Exercise → Pick out every line of the listing below that contains the word "BLACK", and copy each one in full.
[Material start]
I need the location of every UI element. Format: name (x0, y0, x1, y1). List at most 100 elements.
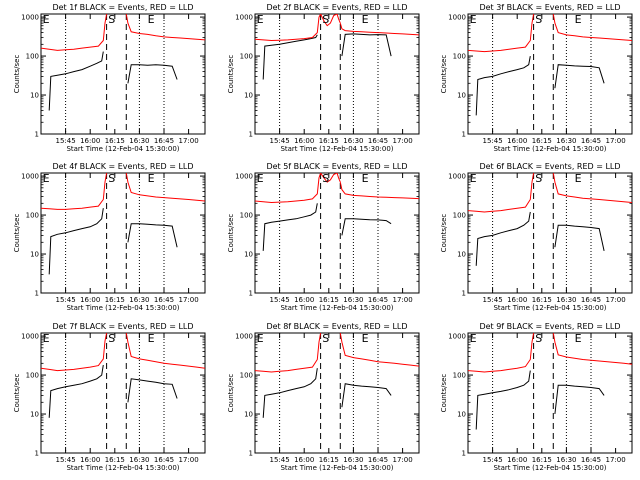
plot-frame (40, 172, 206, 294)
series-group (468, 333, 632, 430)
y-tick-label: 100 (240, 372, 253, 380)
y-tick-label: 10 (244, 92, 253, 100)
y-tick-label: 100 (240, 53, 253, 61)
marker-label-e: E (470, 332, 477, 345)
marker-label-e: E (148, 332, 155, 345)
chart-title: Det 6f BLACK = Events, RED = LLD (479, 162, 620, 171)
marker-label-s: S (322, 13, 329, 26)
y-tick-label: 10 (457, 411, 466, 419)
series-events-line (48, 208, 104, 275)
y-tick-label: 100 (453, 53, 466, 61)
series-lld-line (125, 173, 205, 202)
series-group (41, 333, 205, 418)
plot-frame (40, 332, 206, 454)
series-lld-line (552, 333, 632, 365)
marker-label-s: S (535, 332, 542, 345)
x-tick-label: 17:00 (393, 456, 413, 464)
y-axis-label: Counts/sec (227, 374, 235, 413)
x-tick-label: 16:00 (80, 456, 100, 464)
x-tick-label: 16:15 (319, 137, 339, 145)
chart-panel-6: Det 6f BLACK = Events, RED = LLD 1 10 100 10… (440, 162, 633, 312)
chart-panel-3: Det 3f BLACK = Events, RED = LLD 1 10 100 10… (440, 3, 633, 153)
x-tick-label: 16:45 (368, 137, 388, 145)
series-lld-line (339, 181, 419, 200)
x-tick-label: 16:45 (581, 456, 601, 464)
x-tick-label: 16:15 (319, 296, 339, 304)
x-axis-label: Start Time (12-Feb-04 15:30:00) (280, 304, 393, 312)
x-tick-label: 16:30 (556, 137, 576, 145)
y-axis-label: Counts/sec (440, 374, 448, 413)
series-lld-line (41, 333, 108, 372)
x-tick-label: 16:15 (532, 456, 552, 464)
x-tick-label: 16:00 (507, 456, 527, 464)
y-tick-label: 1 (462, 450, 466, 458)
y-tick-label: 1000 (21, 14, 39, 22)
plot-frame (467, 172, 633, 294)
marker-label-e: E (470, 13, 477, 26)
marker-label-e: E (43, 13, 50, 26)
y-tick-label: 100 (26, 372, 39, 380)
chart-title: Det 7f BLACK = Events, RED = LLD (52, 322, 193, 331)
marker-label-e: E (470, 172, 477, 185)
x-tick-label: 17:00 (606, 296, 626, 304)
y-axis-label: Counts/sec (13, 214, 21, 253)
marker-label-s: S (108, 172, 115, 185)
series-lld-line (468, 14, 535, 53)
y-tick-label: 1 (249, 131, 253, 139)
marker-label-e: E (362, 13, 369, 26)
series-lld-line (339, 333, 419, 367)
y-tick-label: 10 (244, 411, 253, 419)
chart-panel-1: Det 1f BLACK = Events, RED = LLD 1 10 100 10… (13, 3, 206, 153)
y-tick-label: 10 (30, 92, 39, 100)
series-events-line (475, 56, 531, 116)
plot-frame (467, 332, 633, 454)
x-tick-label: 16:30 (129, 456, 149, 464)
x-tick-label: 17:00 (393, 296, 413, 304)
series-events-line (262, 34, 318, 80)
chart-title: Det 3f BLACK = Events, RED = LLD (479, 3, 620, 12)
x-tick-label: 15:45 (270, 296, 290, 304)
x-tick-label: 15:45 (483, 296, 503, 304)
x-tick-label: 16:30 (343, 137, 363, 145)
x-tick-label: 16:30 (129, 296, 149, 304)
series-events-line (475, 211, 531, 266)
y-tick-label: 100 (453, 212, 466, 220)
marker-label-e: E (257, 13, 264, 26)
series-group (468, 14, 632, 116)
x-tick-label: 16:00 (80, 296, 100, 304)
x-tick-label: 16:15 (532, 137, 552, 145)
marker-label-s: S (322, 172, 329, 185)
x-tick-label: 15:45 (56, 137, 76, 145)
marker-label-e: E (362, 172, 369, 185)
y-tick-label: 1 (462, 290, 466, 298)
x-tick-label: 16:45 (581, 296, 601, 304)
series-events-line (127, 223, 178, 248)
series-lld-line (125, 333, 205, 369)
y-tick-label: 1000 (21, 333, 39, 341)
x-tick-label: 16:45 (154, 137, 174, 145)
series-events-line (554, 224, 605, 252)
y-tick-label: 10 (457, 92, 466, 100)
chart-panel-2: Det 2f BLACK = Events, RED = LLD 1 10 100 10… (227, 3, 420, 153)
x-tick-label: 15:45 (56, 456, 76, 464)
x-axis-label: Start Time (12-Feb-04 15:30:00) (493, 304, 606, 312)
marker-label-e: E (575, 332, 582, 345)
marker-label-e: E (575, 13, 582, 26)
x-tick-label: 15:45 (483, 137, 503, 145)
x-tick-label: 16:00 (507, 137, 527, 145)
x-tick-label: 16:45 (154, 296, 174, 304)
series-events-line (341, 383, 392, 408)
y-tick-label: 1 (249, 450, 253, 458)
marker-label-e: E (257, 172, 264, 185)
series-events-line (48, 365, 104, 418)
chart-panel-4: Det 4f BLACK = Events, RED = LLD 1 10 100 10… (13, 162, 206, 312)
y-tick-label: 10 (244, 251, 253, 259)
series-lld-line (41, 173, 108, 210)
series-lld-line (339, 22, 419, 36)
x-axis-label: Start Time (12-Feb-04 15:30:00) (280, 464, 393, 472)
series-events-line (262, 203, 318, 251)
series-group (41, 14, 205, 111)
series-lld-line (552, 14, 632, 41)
[Material end]
[Material start]
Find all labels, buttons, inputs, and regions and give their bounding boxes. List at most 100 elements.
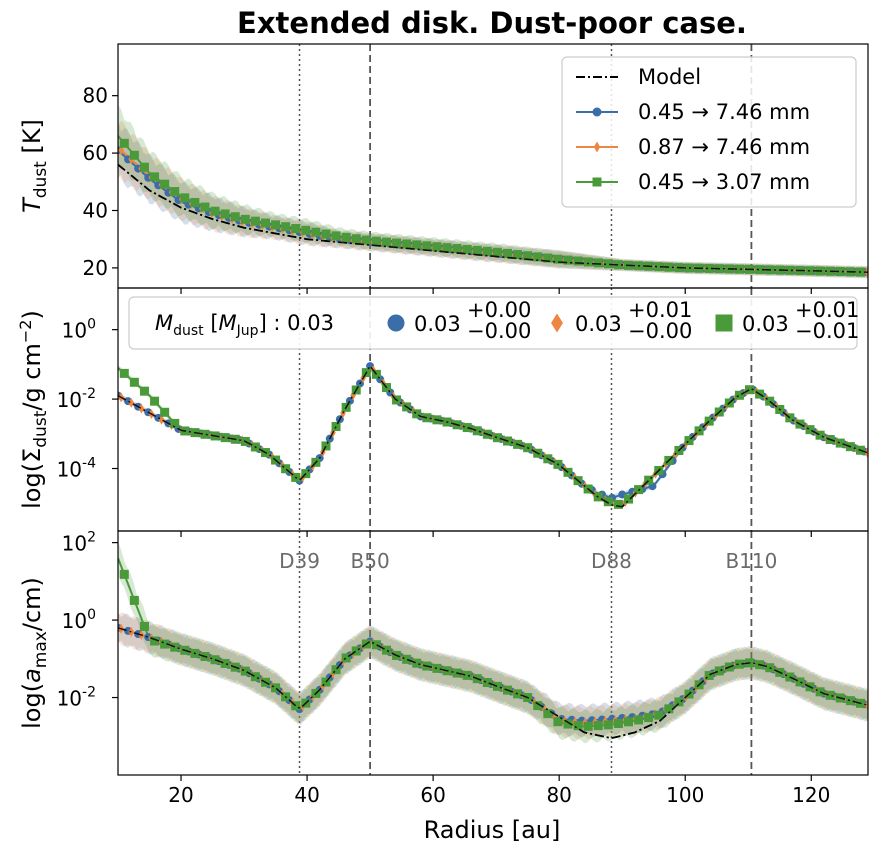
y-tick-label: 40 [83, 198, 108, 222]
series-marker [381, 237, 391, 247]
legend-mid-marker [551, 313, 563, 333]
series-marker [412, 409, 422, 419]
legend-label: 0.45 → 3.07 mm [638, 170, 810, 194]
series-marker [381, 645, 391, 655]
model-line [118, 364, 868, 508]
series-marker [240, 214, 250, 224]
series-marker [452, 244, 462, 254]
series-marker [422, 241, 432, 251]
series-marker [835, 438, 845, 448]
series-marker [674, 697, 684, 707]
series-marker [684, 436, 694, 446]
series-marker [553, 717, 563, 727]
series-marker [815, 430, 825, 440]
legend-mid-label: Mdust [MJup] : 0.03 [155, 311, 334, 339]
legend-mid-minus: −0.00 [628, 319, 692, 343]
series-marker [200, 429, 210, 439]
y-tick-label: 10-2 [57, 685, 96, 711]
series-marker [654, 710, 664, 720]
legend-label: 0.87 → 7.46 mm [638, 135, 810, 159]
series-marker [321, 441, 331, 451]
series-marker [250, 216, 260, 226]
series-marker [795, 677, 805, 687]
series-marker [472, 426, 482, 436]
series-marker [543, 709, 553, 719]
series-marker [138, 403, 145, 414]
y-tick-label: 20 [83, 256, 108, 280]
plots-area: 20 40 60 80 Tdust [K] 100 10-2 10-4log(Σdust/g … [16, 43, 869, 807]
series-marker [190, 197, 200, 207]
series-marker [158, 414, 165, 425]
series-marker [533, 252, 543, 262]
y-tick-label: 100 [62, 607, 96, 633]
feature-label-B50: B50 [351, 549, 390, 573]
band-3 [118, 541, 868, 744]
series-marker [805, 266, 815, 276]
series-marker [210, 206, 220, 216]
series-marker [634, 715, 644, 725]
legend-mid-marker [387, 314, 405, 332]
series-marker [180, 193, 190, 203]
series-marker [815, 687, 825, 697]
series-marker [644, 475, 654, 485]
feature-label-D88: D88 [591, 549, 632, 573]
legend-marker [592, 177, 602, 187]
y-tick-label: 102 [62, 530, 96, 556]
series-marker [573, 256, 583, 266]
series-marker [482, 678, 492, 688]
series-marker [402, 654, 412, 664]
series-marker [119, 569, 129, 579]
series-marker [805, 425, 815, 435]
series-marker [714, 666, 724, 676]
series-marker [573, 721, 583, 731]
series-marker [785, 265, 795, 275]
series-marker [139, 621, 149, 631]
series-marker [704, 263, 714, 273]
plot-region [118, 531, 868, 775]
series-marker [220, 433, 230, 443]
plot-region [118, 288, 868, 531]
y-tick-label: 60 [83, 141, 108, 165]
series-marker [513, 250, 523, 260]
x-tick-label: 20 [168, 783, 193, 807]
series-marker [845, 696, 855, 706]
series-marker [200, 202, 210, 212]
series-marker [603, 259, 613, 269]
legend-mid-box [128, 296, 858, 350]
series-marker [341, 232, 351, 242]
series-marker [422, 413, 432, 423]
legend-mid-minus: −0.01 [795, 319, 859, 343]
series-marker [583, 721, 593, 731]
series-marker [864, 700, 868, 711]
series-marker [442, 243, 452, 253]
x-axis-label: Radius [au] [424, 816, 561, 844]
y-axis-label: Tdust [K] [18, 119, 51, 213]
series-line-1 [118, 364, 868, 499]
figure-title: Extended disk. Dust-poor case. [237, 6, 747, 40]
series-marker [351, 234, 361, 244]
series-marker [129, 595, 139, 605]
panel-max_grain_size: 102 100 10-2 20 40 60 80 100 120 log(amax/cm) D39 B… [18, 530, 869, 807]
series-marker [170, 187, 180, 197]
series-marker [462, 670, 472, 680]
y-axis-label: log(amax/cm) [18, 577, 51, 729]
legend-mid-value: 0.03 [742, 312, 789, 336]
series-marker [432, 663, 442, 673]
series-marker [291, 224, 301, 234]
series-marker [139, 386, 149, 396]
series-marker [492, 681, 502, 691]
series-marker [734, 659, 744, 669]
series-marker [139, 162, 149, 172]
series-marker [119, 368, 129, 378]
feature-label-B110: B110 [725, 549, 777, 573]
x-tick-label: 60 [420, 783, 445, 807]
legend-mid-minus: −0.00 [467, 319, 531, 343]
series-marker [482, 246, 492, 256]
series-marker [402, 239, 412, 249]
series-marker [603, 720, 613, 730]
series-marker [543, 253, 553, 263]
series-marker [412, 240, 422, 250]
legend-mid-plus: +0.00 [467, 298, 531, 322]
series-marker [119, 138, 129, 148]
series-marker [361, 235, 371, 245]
[Material end]
[Material start]
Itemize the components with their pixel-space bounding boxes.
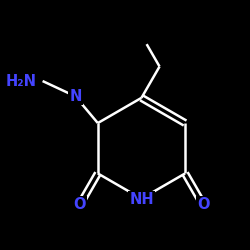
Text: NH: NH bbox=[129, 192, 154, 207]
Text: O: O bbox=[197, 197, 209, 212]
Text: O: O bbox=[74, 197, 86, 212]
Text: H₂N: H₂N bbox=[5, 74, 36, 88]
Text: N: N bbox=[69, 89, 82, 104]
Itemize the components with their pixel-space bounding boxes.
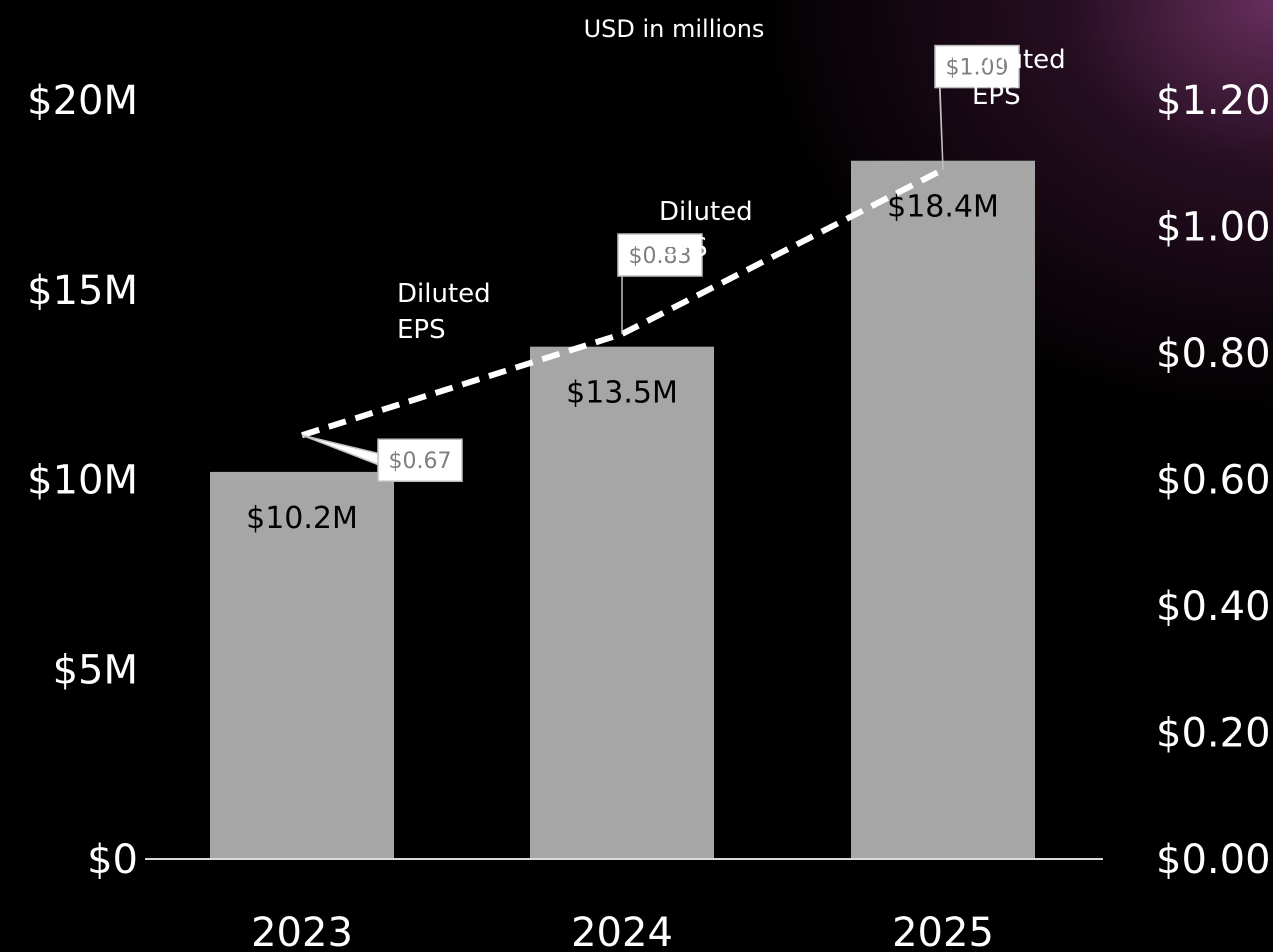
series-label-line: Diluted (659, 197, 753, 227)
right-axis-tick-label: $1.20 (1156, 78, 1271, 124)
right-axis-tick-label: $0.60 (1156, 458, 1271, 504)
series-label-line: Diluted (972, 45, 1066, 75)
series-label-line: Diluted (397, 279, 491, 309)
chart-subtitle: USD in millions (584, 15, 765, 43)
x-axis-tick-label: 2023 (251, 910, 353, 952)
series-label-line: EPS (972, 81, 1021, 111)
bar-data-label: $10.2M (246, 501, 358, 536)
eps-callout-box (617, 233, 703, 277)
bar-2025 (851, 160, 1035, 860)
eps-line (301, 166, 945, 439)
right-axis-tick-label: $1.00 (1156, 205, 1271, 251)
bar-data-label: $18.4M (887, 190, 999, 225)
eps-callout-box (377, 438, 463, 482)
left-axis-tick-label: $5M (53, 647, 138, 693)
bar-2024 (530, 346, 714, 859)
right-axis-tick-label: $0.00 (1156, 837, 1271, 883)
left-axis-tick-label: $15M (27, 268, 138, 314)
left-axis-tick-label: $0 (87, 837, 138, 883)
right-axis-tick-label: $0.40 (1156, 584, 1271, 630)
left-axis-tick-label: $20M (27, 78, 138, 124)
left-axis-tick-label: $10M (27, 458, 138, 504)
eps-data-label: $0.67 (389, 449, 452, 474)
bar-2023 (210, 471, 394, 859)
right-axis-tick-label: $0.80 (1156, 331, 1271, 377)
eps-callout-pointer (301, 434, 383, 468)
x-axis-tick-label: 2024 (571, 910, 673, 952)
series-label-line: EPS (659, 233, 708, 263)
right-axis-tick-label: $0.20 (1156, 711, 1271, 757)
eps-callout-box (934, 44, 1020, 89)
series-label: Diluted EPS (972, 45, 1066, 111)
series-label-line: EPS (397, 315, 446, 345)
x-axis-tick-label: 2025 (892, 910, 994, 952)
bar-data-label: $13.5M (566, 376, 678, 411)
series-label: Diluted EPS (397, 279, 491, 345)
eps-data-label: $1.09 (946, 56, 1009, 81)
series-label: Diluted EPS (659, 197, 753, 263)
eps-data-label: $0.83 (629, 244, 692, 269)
[Material end]
Written answer →
chart-title: Det 6f BLACK = Events, RED = LLD (479, 162, 620, 171)
chart-panel-6: Det 6f BLACK = Events, RED = LLD 1 10 100 10… (440, 162, 633, 312)
chart-panel-3: Det 3f BLACK = Events, RED = LLD 1 10 100 10… (440, 3, 633, 153)
chart-title: Det 7f BLACK = Events, RED = LLD (52, 322, 193, 331)
chart-panel-1: Det 1f BLACK = Events, RED = LLD 1 10 100 10… (13, 3, 206, 153)
chart-title: Det 3f BLACK = Events, RED = LLD (479, 3, 620, 12)
chart-panel-2: Det 2f BLACK = Events, RED = LLD 1 10 100 10… (227, 3, 420, 153)
chart-panel-4: Det 4f BLACK = Events, RED = LLD 1 10 100 10… (13, 162, 206, 312)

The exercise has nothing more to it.